Task instructions: Give back the full listing verbatim, apart from its images.

%%

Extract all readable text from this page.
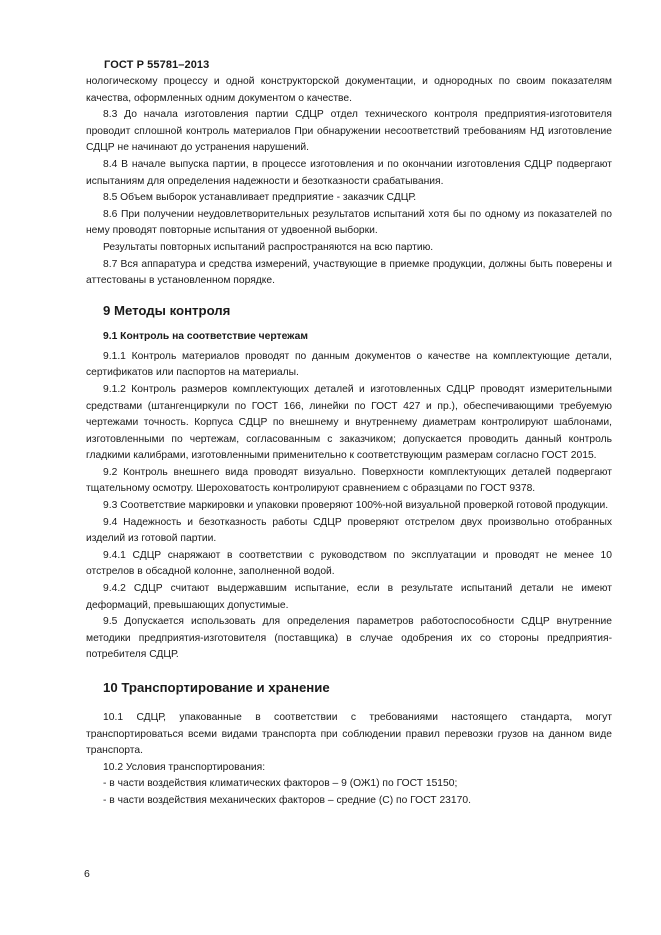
ГОСТ Р 55781–2013

нологическому процессу и одной конструкторской документации, и однородных по своим показателям качества, оформленных одним документом о качестве.

8.3 До начала изготовления партии СДЦР отдел технического контроля предприятия-изготовителя проводит сплошной контроль материалов При обнаружении несоответствий требованиям НД изготовление СДЦР не начинают до устранения нарушений.

8.4 В начале выпуска партии, в процессе изготовления и по окончании изготовления СДЦР подвергают испытаниям для определения надежности и безотказности срабатывания.

8.5 Объем выборок устанавливает предприятие - заказчик СДЦР.

8.6 При получении неудовлетворительных результатов испытаний хотя бы по одному из показателей по нему проводят повторные испытания от удвоенной выборки.

Результаты повторных испытаний распространяются на всю партию.

8.7 Вся аппаратура и средства измерений, участвующие в приемке продукции, должны быть поверены и аттестованы в установленном порядке.

9 Методы контроля
9.1 Контроль на соответствие чертежам

9.1.1 Контроль материалов проводят по данным документов о качестве на комплектующие детали, сертификатов или паспортов на материалы.

9.1.2 Контроль размеров комплектующих деталей и изготовленных СДЦР проводят измерительными средствами (штангенциркули по ГОСТ 166, линейки по ГОСТ 427 и пр.), обеспечивающими требуемую чертежами точность. Корпуса СДЦР по внешнему и внутреннему диаметрам контролируют шаблонами, изготовленными по чертежам, согласованным с заказчиком; допускается проводить данный контроль гладкими калибрами, изготовленными применительно к соответствующим размерам согласно ГОСТ 2015.

9.2 Контроль внешнего вида проводят визуально. Поверхности комплектующих деталей подвергают тщательному осмотру. Шероховатость контролируют сравнением с образцами по ГОСТ 9378.

9.3 Соответствие маркировки и упаковки проверяют 100%-ной визуальной проверкой готовой продукции.

9.4 Надежность и безотказность работы СДЦР проверяют отстрелом двух произвольно отобранных изделий из готовой партии.

9.4.1 СДЦР снаряжают в соответствии с руководством по эксплуатации и проводят не менее 10 отстрелов в обсадной колонне, заполненной водой.

9.4.2 СДЦР считают выдержавшим испытание, если в результате испытаний детали не имеют деформаций, превышающих допустимые.

9.5 Допускается использовать для определения параметров работоспособности СДЦР внутренние методики предприятия-изготовителя (поставщика) в случае одобрения их со стороны предприятия-потребителя СДЦР.

10 Транспортирование и хранение

10.1 СДЦР, упакованные в соответствии с требованиями настоящего стандарта, могут транспортироваться всеми видами транспорта при соблюдении правил перевозки грузов на данном виде транспорта.

10.2 Условия транспортирования:

- в части воздействия климатических факторов – 9 (ОЖ1) по ГОСТ 15150;

- в части воздействия механических факторов – средние (С) по ГОСТ 23170.

6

%%

Response to this exercise:
Extract all readable text from this page.
ГОСТ Р 55781–2013

нологическому процессу и одной конструкторской документации, и однородных по своим показателям качества, оформленных одним документом о качестве.

8.3 До начала изготовления партии СДЦР отдел технического контроля предприятия-изготовителя проводит сплошной контроль материалов При обнаружении несоответствий требованиям НД изготовление СДЦР не начинают до устранения нарушений.

8.4 В начале выпуска партии, в процессе изготовления и по окончании изготовления СДЦР подвергают испытаниям для определения надежности и безотказности срабатывания.

8.5 Объем выборок устанавливает предприятие - заказчик СДЦР.

8.6 При получении неудовлетворительных результатов испытаний хотя бы по одному из показателей по нему проводят повторные испытания от удвоенной выборки.

Результаты повторных испытаний распространяются на всю партию.

8.7 Вся аппаратура и средства измерений, участвующие в приемке продукции, должны быть поверены и аттестованы в установленном порядке.

9 Методы контроля
9.1 Контроль на соответствие чертежам

9.1.1 Контроль материалов проводят по данным документов о качестве на комплектующие детали, сертификатов или паспортов на материалы.

9.1.2 Контроль размеров комплектующих деталей и изготовленных СДЦР проводят измерительными средствами (штангенциркули по ГОСТ 166, линейки по ГОСТ 427 и пр.), обеспечивающими требуемую чертежами точность. Корпуса СДЦР по внешнему и внутреннему диаметрам контролируют шаблонами, изготовленными по чертежам, согласованным с заказчиком; допускается проводить данный контроль гладкими калибрами, изготовленными применительно к соответствующим размерам согласно ГОСТ 2015.

9.2 Контроль внешнего вида проводят визуально. Поверхности комплектующих деталей подвергают тщательному осмотру. Шероховатость контролируют сравнением с образцами по ГОСТ 9378.

9.3 Соответствие маркировки и упаковки проверяют 100%-ной визуальной проверкой готовой продукции.

9.4 Надежность и безотказность работы СДЦР проверяют отстрелом двух произвольно отобранных изделий из готовой партии.

9.4.1 СДЦР снаряжают в соответствии с руководством по эксплуатации и проводят не менее 10 отстрелов в обсадной колонне, заполненной водой.

9.4.2 СДЦР считают выдержавшим испытание, если в результате испытаний детали не имеют деформаций, превышающих допустимые.

9.5 Допускается использовать для определения параметров работоспособности СДЦР внутренние методики предприятия-изготовителя (поставщика) в случае одобрения их со стороны предприятия-потребителя СДЦР.

10 Транспортирование и хранение

10.1 СДЦР, упакованные в соответствии с требованиями настоящего стандарта, могут транспортироваться всеми видами транспорта при соблюдении правил перевозки грузов на данном виде транспорта.

10.2 Условия транспортирования:

- в части воздействия климатических факторов – 9 (ОЖ1) по ГОСТ 15150;

- в части воздействия механических факторов – средние (С) по ГОСТ 23170.

6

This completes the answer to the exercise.